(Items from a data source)

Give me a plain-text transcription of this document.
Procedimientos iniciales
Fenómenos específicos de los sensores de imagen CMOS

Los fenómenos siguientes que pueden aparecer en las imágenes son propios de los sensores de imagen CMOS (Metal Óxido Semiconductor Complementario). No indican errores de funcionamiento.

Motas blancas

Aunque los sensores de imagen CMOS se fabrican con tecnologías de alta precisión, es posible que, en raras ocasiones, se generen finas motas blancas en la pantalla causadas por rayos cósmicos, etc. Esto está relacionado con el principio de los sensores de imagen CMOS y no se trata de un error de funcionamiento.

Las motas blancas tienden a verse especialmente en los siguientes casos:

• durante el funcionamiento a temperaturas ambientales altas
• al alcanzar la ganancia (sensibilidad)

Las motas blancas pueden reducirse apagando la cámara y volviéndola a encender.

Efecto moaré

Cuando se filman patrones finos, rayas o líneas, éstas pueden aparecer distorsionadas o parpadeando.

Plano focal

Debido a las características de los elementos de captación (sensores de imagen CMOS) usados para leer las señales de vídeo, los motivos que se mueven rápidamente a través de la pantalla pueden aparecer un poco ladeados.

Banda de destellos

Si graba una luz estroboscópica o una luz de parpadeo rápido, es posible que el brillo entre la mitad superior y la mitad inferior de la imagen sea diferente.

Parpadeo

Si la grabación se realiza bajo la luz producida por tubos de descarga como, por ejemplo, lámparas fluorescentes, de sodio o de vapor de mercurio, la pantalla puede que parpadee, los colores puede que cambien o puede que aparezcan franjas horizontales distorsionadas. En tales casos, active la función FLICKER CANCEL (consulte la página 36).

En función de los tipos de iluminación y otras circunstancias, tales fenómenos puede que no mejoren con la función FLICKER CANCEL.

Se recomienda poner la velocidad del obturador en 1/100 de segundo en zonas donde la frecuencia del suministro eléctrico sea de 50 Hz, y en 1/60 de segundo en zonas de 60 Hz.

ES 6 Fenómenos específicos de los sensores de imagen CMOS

- _WHAT IS EXPECTED_
For this exercise, copy every line of the data that holds "aparecer".

- _REPLY_
Los fenómenos siguientes que pueden aparecer en las imágenes son propios de los sensores de imagen CMOS (Metal Óxido Semiconductor Complementario). No indican errores de funcionamiento.
Cuando se filman patrones finos, rayas o líneas, éstas pueden aparecer distorsionadas o parpadeando.
Debido a las características de los elementos de captación (sensores de imagen CMOS) usados para leer las señales de vídeo, los motivos que se mueven rápidamente a través de la pantalla pueden aparecer un poco ladeados.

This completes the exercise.